**The exercise**.
Answer these questions using the Hollywood Regency guide below:
(a) During which decade did Hollywood Regency emerge in California?
(b) In what year was Cedric Gibbons's home featured in Architectural Digest?
(c) Which New York museum's restaurant did Dorothy Draper decorate?

**Selected text**.
►
The Ultimate Guide To Hollywood Regency Decor

Hollywood Regency, or Hollywood glam, is an American style of interior design that emerged in California during the 1930s. In this home design trend, designers drew inspiration from Golden Age cinema popularized in the 1930s through 1950s, which paid tribute to over-the-top concepts and Americanized worldviews. Because of emerging technology and formation of major production companies like MGM Films, Twentieth Century-Fox, and Paramount, films started to become art forms (via Arcadia Publishing). Films also started to incorporate sound and multiple angles into scenes, which allowed set designers to experiment with intricate details, textures, colors, and objects that would add visual interest to a scene.

According to The Spruce, Hollywood's hottest stars during this era started favoring the intricate details and wanted to incorporate it into their own spaces. Actors turned designers, like Dorothy Draper and William Haines, popularized the style with their audiences. To this day, Hollywood Regency has appealed to maximalists who love a vintage and glamorous feel.

Take inspiration from iconic 20th-century designers

Many coveted Hollywood Regency residential designers were film professionals, such as the debonair MGM art director, Cedric Gibbons, who had his home featured in Architectural Digest in 1992, and silent film star, William "Billy" Haines. Haines was silently pushed out by MGM Films because he refused to hide his homosexuality, even inspiring the Hays Production Code in 1930, which prohibited "homosexual behavior." According to Town & Country Magazine, before the end of his acting career, Haines partially owned a vintage shop and was a designer in a showcase. Because of his Hollywood connections, he quickly became one of the most sought-out decorators and catered to clients like Tallulah Bankhead, Jack Warner, and Betsy Bloomingdale.

Gibbons favored minimalist and modern lines that brought out architectural beauty. His spaces commonly featured greenery and white interiors and focusing on symmetric lines that were subtly placed. While Haines mixed Hollywood Regency with the popular 19th-century French Regency style of the time. Architectural Digest claims Haines was known for his blend of casual and formal styles and his own personal quirks, throwing color into every space he could.

By contrast, actress-turned-designer, Dorothy Draper, was known for her bold maximalist style that featured colorful stripes, loud patterns, and oversized flowers. According to NewWall, she's known for decorating many iconic interiors, such as the restaurant at the Metropolitan Museum of Art in New York, the Arrowhead Springs Hotel in California, and Hampshire House in New York.
◄
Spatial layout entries
►
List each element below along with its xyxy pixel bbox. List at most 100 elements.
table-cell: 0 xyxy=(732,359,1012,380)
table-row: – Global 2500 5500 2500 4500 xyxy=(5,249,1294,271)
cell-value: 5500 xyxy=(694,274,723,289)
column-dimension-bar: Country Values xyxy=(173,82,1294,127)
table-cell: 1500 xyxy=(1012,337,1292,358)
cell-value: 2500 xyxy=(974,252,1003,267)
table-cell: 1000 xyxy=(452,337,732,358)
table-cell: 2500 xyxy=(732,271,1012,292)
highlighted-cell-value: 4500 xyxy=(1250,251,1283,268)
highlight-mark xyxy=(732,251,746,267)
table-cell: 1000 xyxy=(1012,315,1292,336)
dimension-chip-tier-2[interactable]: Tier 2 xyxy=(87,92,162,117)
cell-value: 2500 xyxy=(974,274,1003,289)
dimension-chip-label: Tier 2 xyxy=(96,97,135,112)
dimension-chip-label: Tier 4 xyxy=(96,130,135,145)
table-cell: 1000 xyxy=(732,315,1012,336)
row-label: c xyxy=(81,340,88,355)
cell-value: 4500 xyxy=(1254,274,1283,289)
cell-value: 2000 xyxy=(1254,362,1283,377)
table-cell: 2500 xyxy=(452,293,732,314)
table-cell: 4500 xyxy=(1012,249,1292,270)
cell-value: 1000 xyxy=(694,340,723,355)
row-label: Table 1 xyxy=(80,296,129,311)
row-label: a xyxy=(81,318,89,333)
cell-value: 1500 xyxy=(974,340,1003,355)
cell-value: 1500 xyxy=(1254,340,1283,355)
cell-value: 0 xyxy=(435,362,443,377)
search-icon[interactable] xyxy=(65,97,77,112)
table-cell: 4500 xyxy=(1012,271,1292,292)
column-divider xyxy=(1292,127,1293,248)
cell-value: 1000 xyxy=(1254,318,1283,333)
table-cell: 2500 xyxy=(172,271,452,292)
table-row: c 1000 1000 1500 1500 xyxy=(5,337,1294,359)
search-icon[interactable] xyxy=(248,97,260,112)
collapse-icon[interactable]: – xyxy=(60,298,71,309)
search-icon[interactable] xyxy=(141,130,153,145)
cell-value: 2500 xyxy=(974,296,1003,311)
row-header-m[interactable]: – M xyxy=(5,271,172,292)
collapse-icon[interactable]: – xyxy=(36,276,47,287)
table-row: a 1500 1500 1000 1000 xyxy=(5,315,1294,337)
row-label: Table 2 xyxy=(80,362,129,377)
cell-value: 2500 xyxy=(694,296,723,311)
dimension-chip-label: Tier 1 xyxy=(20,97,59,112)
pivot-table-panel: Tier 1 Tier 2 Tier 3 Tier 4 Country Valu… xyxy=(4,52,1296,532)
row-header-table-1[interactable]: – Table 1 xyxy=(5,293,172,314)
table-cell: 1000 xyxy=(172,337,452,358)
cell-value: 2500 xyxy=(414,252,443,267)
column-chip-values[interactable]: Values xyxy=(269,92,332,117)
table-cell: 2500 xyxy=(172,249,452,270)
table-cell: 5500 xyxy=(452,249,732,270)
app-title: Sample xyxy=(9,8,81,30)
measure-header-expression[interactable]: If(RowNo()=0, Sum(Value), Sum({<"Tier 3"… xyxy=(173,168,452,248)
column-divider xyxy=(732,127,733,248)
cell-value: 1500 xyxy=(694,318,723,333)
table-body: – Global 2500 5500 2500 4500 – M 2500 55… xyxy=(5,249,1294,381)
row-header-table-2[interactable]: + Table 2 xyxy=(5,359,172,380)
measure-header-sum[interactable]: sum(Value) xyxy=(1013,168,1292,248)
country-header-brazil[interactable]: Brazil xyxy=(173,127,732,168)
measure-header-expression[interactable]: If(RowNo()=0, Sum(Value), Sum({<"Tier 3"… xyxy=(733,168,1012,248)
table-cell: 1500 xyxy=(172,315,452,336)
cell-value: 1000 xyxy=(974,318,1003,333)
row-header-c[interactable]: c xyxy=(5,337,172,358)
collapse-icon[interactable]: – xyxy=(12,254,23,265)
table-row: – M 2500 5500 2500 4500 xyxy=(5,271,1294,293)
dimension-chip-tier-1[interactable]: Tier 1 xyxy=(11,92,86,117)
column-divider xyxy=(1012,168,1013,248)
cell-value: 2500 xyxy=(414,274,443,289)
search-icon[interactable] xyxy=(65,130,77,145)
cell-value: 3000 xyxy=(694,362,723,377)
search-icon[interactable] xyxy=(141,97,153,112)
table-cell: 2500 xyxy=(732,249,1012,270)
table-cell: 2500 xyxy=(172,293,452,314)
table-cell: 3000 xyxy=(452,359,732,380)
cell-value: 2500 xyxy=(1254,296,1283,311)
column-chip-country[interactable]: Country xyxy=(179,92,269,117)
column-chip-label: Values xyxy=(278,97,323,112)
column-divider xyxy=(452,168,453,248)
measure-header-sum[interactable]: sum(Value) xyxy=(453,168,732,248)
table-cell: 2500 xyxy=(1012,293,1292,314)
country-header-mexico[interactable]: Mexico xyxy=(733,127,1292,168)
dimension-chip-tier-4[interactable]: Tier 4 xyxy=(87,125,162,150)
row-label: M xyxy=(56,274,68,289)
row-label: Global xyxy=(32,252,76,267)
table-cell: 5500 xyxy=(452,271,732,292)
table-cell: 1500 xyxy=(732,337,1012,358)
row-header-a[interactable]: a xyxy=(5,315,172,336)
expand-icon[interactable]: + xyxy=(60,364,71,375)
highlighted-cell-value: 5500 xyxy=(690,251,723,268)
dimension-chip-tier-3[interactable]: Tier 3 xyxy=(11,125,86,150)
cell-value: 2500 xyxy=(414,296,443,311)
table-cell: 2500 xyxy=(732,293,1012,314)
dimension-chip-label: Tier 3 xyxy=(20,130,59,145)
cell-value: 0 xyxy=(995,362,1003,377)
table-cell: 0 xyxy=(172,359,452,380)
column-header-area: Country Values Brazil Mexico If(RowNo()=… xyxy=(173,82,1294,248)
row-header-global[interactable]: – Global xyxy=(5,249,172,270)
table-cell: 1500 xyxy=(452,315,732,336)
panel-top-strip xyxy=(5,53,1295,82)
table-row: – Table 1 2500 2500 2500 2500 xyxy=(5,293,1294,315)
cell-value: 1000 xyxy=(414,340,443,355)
◄
**Full answer**.
(a) The 1930s
(b) 1992
(c) The Metropolitan Museum of Art